++++ Material for this task

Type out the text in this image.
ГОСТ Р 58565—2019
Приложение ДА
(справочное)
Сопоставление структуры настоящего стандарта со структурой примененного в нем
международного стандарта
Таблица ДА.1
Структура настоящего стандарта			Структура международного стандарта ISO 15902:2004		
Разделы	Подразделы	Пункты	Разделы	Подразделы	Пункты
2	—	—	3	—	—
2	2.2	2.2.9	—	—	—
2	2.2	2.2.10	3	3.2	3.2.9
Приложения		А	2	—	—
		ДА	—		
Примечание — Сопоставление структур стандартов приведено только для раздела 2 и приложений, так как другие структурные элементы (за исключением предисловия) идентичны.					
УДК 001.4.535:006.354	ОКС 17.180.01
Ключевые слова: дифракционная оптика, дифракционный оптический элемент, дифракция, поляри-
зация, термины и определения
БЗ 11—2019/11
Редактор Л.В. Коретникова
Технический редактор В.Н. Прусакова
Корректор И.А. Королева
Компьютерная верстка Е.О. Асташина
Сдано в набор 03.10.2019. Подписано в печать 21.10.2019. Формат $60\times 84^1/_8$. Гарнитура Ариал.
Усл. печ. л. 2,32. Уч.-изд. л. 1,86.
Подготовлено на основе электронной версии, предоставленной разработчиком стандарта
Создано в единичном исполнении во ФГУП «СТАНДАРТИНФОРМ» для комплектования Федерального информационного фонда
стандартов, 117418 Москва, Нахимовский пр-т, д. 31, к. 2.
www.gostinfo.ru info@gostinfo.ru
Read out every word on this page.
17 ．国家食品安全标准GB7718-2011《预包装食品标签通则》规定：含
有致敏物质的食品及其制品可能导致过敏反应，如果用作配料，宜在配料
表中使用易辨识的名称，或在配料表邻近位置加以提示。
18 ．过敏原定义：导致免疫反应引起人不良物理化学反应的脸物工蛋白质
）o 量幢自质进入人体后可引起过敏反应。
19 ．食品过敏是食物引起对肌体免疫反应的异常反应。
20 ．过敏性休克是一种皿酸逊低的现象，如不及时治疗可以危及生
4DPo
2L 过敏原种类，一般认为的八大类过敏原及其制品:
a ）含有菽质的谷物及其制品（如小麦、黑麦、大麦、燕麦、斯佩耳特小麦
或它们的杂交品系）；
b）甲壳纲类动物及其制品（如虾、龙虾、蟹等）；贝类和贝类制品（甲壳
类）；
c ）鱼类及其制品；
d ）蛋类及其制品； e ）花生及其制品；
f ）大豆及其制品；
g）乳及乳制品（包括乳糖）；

++++++++
++++ Material for this task

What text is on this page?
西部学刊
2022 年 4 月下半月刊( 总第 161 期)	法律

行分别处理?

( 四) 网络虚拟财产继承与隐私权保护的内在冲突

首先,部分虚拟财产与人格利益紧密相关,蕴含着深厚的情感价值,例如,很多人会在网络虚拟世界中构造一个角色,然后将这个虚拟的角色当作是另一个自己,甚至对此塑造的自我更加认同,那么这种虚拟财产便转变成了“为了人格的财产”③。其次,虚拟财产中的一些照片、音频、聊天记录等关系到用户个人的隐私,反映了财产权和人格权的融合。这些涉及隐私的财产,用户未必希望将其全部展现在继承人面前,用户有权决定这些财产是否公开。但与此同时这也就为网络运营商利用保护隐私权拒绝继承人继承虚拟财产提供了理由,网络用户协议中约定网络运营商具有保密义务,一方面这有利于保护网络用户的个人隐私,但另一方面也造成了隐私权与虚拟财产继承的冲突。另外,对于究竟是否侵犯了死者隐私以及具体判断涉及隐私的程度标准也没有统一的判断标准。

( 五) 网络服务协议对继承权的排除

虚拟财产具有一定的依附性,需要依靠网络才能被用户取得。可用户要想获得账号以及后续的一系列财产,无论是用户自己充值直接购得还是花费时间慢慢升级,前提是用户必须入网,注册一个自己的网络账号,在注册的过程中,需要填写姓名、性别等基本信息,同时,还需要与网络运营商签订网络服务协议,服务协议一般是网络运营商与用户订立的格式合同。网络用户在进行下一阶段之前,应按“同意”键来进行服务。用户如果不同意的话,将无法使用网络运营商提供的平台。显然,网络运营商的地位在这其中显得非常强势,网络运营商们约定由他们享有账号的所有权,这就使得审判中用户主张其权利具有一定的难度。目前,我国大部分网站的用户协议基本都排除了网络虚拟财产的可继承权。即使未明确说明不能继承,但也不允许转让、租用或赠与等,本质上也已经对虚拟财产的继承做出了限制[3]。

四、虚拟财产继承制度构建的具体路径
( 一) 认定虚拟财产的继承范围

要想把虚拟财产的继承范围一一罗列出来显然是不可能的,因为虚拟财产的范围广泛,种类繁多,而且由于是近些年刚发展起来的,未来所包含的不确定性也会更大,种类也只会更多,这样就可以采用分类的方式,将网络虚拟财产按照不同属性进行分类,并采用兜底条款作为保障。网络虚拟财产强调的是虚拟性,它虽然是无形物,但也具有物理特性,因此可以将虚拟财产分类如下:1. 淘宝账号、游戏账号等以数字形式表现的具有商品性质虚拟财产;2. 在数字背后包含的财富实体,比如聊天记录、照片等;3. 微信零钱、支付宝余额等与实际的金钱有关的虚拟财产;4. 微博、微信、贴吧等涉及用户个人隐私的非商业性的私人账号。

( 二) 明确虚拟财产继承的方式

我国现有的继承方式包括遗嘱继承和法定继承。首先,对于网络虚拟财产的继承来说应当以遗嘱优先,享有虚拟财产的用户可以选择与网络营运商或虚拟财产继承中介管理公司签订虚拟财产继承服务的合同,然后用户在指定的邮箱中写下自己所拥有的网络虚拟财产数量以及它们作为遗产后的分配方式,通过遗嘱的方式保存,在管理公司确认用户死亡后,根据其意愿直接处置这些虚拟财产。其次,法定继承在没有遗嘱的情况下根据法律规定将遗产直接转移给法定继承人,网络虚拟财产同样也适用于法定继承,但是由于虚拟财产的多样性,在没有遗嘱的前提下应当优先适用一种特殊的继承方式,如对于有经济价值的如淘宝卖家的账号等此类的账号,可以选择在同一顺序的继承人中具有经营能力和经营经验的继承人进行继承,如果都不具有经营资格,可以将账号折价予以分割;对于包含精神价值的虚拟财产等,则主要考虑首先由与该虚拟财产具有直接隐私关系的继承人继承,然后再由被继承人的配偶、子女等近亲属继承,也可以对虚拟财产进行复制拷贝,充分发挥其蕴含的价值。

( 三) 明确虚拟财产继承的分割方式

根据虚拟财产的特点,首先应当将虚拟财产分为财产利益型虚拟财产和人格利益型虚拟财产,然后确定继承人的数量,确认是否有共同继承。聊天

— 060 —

++++++++

Return each line where "page" shows up.

Solution:
Read out every word on this page.
What text is on this page?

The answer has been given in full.